**** TRECHO DADO

Entre os dias 17 e 18 de agosto de 2018, tivemos a 11ª Feira de Troca de Sementes & Mudas Tradicionais das Comunidades Quilombolas do Vale do Ribeira, que acontece todos os anos na cidade de Eldorado, Vale do Ribeira, São Paulo. Para muitos dos presentes, tratava-se do 11º. encontro; para mim, foi a primeira oportunidade de conhecê-los: mulheres e homens quilombolas, profissionais e estudantes, organizações sociais, comidas e bebidas tradicionais, sementes e mudas.

O primeiro dia do encontro, reservado para diversas falas, ocorreu em um salão paroquial localizado no centro de Eldorado, próximo a uma grande praça, relativamente arborizada, ocupada por grama, flores, cimento e bancos, com bares, restaurantes e pequenos comércios no entorno e uma igreja grande e amarela mais à frente, a Paróquia de Nossa Senhora da Guia. Pessoas iam e viam, e se acumulavam na calçada e na rampa que dava acesso ao salão. O espaço era amplo, com luminosidade relativa, ocupado por cadeiras de metal em filas e dispostas em forma de meia lua, voltadas para um centro onde havia uma mesa longa coberta por chitas floridas, adornada com cestarias e esteiras de palha, espigas e grãos de milho, mandiocas e estacas, feijões e abóboras. Ao lado esquerdo, logo na entrada do salão, havia uma mesa com profissionais do Instituto Socioambiental – ISA, responsáveis pela organização do evento, e que nos convidavam a assinar a lista de presença e receber um crachá que nos identificava. Materiais produzidos sobre os sistemas agrícolas tradicionais, vídeos e livros, estavam dispostos ao fim da mesa, e anunciavam em certa medida o tom do evento: uma mescla de conhecimentos ancestrais, mecanismos de registro, de reconhecimento desses patrimônios e sua salvaguarda.

********
**** LINHAS

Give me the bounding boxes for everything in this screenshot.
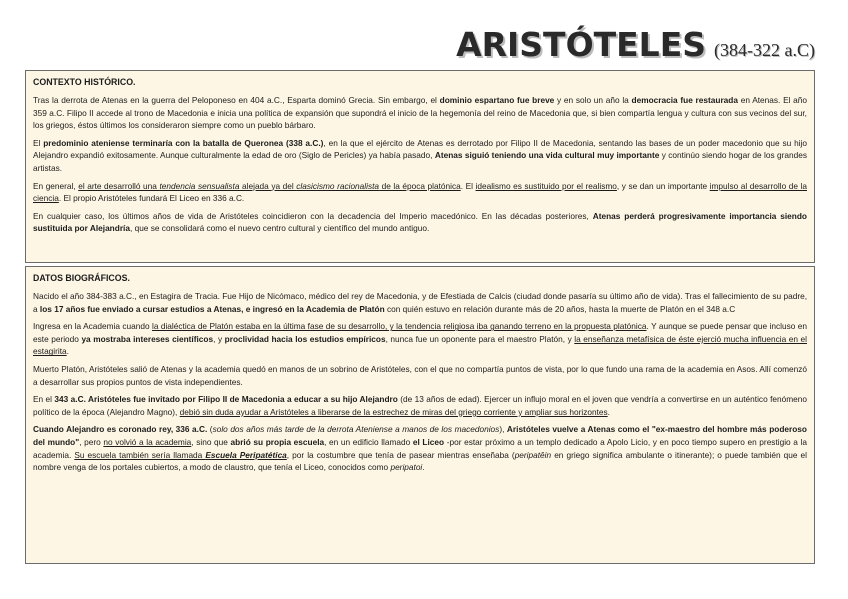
bio-paragraph-2 (33, 320, 807, 358)
text-run: . El (460, 180, 476, 191)
text-run: Tras la derrota de Atenas en la guerra del Peloponeso en 404 a.C., Esparta dominó Grecia. Sin embargo, el (33, 95, 440, 105)
text-run: la dialéctica de Platón estaba en la última fase de su desarrollo, y la tendencia religiosa iba ganando terreno en la propuesta platónica (151, 321, 647, 332)
text-run: los 17 años fue enviado a cursar estudios a Atenas, e ingresó en la Academia de Platón (39, 303, 385, 314)
text-run: dominio espartano fue breve (439, 95, 555, 105)
text-run: El (33, 137, 44, 148)
text-run: ya mostraba intereses científicos (81, 333, 214, 344)
text-run: . (422, 462, 425, 473)
text-run: peripatoi (390, 462, 423, 473)
context-paragraph-4 (33, 210, 807, 235)
text-run: proclividad hacia los estudios empíricos (224, 333, 386, 344)
text-run: (de 13 años de edad). Ejercer un influjo moral en el joven que vendría a convertirse en un auténtico fenómeno político de la época (Alejandro Magno), (33, 394, 808, 417)
text-run: idealismo es sustituido por el realismo (475, 180, 617, 191)
text-run: 343 a.C. Aristóteles fue invitado por Filipo II de Macedonia a educar a su hijo Alejandro (54, 394, 398, 405)
text-run: , que se consolidará como el nuevo centro cultural y científico del mundo antiguo. (129, 223, 430, 234)
bio-paragraph-3 (33, 363, 807, 388)
text-run: Muerto Platón, Aristóteles salió de Atenas y la academia quedó en manos de un sobrino de Aristóteles, con el que no compartía puntos de vista, por lo que fundo una rama de la academia en Asos. Allí comenzó a desarrollar sus propios puntos de vista independientes. (33, 363, 807, 387)
text-run: . El propio Aristóteles fundará El Liceo en 336 a.C. (58, 193, 245, 204)
title-text: ARISTÓTELES (456, 25, 707, 64)
text-run: ), (499, 424, 507, 435)
text-run: En el (33, 394, 55, 405)
text-run: , y se dan un importante (616, 180, 710, 191)
text-run: la enseñanza metafísica de éste ejerció mucha influencia en el estagirita (33, 333, 807, 357)
bio-heading: DATOS BIOGRÁFICOS. (33, 273, 130, 283)
text-run: alejada ya del (239, 180, 297, 191)
text-run: En general, (33, 180, 79, 191)
context-paragraph-3 (33, 180, 807, 205)
bio-paragraph-1 (33, 290, 807, 315)
text-run: democracia fue restaurada (631, 95, 738, 105)
text-run: Atenas perderá progresivamente importancia siendo sustituida por Alejandría (33, 210, 807, 234)
text-run: abrió su propia escuela (230, 436, 325, 447)
text-run: Escuela Peripatética (205, 449, 287, 460)
bio-paragraph-5 (33, 423, 807, 473)
text-run: el arte desarrolló una (78, 180, 160, 191)
text-run: , en la que el ejército de Atenas es derrotado por Filipo II de Macedonia, sentando las bases de un poder macedonio que su hijo Alejandro expandió exitosamente. Aunque culturalmente la edad de oro (Siglo de Pericles) ya había pasado, (33, 137, 808, 161)
text-run: , nunca fue un oponente para el maestro Platón, y (385, 333, 575, 344)
text-run: predominio ateniense terminaría con la batalla de Queronea (338 a.C.) (43, 137, 324, 148)
text-run: Nacido el año 384-383 a.C., en Estagira de Tracia. Fue Hijo de Nicómaco, médico del rey de Macedonia, y de Efestiada de Calcis (ciudad donde pasaría su último año de vida). Tras el fallecimiento de su padre, a (33, 291, 807, 314)
text-run: y en solo un año la (554, 95, 632, 105)
text-run: Su escuela también sería llamada (74, 449, 206, 460)
text-run: en Atenas. El año 359 a.C. Filipo II accede al trono de Macedonia e inicia una política de expansión que supondrá el inicio de la hegemonía del reino de Macedonia que, si bien compartía lengua y cultura con sus vecinos del sur, los griegos, éstos últimos los consideraron siempre como un pueblo bárbaro. (33, 95, 808, 131)
bio-paragraph-4 (33, 393, 807, 418)
text-run: , sino que (191, 436, 231, 447)
text-run: ( (207, 424, 213, 435)
context-section (25, 70, 815, 263)
text-run: Cuando Alejandro es coronado rey, 336 a.C. (33, 424, 208, 435)
text-run: en griego significa ambulante o itinerante); o puede también que el nombre venga de los portales cubiertos, a modo de claustro, que tenía el Liceo, conocidos como (33, 449, 807, 473)
text-run: . (66, 346, 69, 357)
text-run: Atenas siguió teniendo una vida cultural muy importante (434, 150, 660, 161)
text-run: el Liceo (412, 436, 445, 447)
page-title (456, 25, 815, 64)
text-run: y continúo siendo hogar de los grandes artistas. (33, 150, 807, 173)
text-run: no volvió a la academia (103, 436, 192, 447)
text-run: impulso al desarrollo de la ciencia (33, 180, 807, 204)
text-run: Ingresa en la Academia cuando (33, 321, 152, 332)
text-run: peripatêin (514, 449, 552, 460)
text-run: , pero (79, 436, 104, 447)
text-run: . Y aunque se puede pensar que incluso en este periodo (33, 321, 807, 344)
text-run: En cualquier caso, los últimos años de vida de Aristóteles coincidieron con la decadencia del Imperio macedónico. En las décadas posteriores, (33, 210, 593, 221)
text-run: solo dos años más tarde de la derrota Ateniense a manos de los macedonios (212, 424, 500, 435)
text-run: , en un edificio llamado (324, 436, 413, 447)
text-run: Aristóteles vuelve a Atenas como el "ex-maestro del hombre más poderoso del mundo" (33, 424, 807, 447)
biography-section (25, 266, 815, 564)
text-run: de la época platónica (379, 180, 461, 191)
text-run: debió sin duda ayudar a Aristóteles a liberarse de la estrechez de miras del griego corriente y ampliar sus horizontes (179, 406, 608, 417)
title-years: (384-322 a.C) (714, 40, 815, 60)
context-paragraph-1 (33, 94, 807, 132)
text-run: -por estar próximo a un templo dedicado a Apolo Licio, y en poco tiempo supero en prestigio a la academia. (33, 436, 807, 460)
text-run: clasicismo racionalista (296, 180, 380, 191)
text-run: . (607, 406, 610, 417)
text-run: tendencia sensualista (159, 180, 240, 191)
text-run: , y (213, 333, 225, 344)
text-run: con quién estuvo en relación durante más de 20 años, hasta la muerte de Platón en el 348 a.C (384, 303, 736, 314)
text-run: , por la costumbre que tenía de pasear mientras enseñaba ( (286, 449, 515, 460)
context-heading: CONTEXTO HISTÓRICO. (33, 77, 136, 87)
context-paragraph-2 (33, 137, 807, 175)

********

TRABALHO PEDIDO -
**a)** Nas entradas, copie sem nenhuma alteração tudo desde a linha que contém "bio-paragraph-2 (33, 320, 807, 358)" até a linha que contém "text-run: peripatoi (390, 462, 423, 473)", incluindo as duas.
**b)** Dê continuidade ao texto sobre a feira de troca de sementes em Eldorado a partir do ponto em que ele para.

RESPOSTAS ESCRITAS -
**a)**
bio-paragraph-2 (33, 320, 807, 358)
text-run: . El (460, 180, 476, 191)
text-run: Tras la derrota de Atenas en la guerra del Peloponeso en 404 a.C., Esparta dominó Grecia. Sin embargo, el (33, 95, 440, 105)
text-run: la dialéctica de Platón estaba en la última fase de su desarrollo, y la tendencia religiosa iba ganando terreno en la propuesta platónica (151, 321, 647, 332)
text-run: los 17 años fue enviado a cursar estudios a Atenas, e ingresó en la Academia de Platón (39, 303, 385, 314)
text-run: dominio espartano fue breve (439, 95, 555, 105)
text-run: El (33, 137, 44, 148)
text-run: ya mostraba intereses científicos (81, 333, 214, 344)
text-run: . (422, 462, 425, 473)
text-run: peripatoi (390, 462, 423, 473)

**b)**
Atrás de algumas largas pilastras, uma mesa longa, coberta por toalhas coloridas, oferecia a melhor das acolhidas: um café da manhã quilombola. Mandioca, batata-doce, inhame cozidos, pães caseiros (com biomassa de banana), cuscuz de arroz com amendoim, café adoçado com garapa ou não, e pote de mel. Diante dessa mesa farta, sem produtos de padaria ou industrializados, fomos todos convidados a nos conhecermos pela comida. Estabeleci uma relação de proximidade com o cuscuz de arroz com amendoim. Perguntei o que era a um amigo. Tirei a dúvida se era doce ou salgado. Perguntava como se quisesse conhecer melhor uma pessoa. Recebi dicas de comê-lo com café, pois é um cuscuz mais seco. Depois de uma aproximação lenta como a de quando estamos conhecendo alguém, estabeleci com o cuscuz uma relação de afeto. E ele me acompanhou em outros momentos durante esse primeiro dia, foi uma espécie de guia dos sabores.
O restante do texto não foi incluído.